⟨

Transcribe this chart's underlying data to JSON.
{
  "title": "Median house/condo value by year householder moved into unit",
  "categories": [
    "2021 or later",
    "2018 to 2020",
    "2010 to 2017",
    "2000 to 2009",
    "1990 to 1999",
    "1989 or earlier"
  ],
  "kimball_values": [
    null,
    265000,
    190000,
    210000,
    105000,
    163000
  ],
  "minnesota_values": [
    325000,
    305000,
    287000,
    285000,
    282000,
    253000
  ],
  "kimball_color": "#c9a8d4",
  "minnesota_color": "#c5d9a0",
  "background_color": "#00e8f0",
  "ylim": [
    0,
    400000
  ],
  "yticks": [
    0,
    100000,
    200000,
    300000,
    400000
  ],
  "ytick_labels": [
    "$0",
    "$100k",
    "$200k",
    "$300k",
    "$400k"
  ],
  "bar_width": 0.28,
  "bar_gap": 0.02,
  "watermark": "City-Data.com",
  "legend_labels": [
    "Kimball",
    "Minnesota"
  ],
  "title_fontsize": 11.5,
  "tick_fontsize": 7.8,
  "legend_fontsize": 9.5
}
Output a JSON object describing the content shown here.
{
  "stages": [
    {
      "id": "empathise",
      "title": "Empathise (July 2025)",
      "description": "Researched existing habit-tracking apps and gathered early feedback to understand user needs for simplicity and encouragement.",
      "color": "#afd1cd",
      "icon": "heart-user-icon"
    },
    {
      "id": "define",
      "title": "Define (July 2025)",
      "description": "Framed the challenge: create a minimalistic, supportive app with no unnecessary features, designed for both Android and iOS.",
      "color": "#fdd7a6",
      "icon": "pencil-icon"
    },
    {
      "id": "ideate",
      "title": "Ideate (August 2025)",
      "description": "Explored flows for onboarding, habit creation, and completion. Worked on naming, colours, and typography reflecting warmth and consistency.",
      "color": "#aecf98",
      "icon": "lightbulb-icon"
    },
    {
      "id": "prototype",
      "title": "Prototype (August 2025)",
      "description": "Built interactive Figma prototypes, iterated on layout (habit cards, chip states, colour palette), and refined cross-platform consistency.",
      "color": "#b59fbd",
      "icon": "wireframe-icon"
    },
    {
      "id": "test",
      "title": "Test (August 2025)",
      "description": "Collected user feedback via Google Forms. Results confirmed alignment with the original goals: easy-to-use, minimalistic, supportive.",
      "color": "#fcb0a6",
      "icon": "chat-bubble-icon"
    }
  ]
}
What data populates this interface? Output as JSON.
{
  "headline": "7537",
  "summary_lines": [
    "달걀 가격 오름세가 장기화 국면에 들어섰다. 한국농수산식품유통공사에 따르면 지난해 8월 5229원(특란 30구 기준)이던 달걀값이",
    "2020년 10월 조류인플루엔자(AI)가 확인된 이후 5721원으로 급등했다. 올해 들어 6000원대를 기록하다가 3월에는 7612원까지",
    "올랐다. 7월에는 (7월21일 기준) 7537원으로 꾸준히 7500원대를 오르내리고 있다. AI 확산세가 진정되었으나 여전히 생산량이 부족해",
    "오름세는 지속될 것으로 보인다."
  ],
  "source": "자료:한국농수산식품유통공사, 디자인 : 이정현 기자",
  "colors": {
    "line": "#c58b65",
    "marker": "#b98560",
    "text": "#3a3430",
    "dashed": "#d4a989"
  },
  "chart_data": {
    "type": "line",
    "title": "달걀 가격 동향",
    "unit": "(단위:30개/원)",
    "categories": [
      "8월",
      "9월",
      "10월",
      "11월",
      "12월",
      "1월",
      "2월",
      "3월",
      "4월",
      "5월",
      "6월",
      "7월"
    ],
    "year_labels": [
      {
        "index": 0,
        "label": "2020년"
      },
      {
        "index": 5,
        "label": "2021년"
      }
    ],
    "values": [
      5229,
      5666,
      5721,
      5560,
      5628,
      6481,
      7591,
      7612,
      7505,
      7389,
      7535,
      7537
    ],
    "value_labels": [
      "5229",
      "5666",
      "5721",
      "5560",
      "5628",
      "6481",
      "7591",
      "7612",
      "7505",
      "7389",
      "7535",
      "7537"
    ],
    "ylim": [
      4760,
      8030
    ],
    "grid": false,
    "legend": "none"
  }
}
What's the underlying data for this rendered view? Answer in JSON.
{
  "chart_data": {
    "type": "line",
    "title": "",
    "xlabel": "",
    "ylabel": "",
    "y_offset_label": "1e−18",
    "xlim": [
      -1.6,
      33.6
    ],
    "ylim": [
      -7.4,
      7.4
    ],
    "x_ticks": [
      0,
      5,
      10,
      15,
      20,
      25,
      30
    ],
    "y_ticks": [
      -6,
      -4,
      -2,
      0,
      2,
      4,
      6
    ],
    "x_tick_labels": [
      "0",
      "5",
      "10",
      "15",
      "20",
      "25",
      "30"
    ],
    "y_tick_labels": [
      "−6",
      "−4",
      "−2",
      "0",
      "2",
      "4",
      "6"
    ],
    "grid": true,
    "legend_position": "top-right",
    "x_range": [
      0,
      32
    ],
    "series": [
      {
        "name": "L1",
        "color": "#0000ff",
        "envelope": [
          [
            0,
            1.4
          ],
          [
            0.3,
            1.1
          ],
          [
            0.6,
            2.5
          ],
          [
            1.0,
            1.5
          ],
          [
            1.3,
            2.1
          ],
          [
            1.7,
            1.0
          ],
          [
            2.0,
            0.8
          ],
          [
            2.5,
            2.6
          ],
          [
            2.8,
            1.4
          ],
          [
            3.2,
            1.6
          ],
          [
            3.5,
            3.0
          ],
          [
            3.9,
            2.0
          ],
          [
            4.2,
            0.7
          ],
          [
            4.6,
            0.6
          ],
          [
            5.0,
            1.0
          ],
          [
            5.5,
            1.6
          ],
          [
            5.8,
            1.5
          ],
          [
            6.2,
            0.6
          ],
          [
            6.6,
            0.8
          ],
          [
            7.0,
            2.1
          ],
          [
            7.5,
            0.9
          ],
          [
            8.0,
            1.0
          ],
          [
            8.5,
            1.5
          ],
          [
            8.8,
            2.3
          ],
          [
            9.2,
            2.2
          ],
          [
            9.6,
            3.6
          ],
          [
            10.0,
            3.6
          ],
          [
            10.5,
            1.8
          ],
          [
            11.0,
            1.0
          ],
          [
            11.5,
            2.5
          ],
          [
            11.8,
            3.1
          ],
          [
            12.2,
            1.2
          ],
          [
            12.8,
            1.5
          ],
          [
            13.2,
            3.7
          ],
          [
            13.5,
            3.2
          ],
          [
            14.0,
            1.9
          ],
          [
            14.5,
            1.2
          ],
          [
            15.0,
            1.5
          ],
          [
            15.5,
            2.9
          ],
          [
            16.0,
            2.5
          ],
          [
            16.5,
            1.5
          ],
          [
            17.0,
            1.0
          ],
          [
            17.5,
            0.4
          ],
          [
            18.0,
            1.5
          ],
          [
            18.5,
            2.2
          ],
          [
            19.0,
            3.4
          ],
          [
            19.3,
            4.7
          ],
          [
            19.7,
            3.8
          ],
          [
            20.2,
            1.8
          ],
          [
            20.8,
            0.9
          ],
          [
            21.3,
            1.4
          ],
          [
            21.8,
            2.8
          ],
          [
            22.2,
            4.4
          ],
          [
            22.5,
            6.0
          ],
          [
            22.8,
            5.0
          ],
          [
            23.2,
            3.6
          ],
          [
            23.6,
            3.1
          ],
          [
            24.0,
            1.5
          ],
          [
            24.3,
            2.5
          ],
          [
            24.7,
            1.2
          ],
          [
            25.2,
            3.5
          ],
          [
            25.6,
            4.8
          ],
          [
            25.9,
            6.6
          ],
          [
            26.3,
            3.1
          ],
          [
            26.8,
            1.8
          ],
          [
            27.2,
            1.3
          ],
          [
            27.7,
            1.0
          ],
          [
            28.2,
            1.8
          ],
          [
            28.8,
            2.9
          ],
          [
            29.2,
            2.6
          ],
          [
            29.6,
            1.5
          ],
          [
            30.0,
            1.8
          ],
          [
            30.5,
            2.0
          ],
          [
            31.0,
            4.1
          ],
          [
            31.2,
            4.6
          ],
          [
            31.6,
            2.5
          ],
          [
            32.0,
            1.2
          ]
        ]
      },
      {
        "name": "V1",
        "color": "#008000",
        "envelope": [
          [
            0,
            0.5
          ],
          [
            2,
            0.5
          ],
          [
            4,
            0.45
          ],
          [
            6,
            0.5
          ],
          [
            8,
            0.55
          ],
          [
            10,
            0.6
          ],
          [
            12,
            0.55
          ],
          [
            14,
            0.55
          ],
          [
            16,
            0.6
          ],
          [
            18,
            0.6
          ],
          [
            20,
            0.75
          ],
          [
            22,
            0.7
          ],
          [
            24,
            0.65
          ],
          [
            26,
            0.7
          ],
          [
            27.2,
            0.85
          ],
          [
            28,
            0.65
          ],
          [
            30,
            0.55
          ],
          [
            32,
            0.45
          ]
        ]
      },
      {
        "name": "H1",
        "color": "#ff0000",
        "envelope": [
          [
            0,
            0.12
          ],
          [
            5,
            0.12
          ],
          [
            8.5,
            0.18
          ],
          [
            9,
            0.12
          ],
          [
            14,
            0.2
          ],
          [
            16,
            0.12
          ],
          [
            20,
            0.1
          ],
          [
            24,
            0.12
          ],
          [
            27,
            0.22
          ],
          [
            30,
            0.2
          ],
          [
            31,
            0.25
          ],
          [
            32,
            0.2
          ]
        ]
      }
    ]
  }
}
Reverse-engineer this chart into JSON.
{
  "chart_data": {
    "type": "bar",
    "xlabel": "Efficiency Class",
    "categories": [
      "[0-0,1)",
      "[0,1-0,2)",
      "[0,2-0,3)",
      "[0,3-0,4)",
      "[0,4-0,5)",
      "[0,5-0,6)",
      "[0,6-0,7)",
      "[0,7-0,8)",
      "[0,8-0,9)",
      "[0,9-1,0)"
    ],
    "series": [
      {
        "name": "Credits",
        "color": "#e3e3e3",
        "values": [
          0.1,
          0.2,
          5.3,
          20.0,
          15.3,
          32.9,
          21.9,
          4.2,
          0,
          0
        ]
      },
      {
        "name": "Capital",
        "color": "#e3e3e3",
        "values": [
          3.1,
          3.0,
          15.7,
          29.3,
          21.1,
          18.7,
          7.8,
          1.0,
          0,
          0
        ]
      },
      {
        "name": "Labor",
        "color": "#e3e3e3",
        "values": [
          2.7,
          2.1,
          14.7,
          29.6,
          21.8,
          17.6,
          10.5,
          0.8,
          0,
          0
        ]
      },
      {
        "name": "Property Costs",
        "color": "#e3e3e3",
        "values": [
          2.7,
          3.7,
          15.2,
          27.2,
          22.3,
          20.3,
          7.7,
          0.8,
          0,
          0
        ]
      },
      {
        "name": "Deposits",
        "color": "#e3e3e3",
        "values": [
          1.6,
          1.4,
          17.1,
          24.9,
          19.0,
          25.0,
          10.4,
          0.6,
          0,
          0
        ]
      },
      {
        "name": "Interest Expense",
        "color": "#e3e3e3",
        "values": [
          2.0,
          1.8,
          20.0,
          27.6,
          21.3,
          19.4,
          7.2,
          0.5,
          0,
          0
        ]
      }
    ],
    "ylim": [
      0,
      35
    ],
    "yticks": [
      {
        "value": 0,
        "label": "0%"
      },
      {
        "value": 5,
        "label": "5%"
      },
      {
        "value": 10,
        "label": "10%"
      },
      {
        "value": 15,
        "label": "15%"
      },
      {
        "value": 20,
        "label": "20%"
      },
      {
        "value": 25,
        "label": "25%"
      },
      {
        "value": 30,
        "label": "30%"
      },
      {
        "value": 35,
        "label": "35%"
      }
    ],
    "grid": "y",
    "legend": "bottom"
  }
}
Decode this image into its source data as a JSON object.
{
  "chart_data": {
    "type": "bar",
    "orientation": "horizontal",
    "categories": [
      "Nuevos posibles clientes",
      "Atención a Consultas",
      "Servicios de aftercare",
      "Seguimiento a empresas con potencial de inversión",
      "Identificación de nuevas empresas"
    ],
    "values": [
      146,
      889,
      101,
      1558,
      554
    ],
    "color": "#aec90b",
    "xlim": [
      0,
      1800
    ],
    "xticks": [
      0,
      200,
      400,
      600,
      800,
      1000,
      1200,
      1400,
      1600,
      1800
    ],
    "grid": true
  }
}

⟩

EXERCISE OBJECTIVE:
Only lines with the word "JSON" are wanted, so copy each one from the records.

RESULT OF THE TASK:
Transcribe this chart's underlying data to JSON.
Output a JSON object describing the content shown here.
What data populates this interface? Output as JSON.
What's the underlying data for this rendered view? Answer in JSON.
Reverse-engineer this chart into JSON.
Decode this image into its source data as a JSON object.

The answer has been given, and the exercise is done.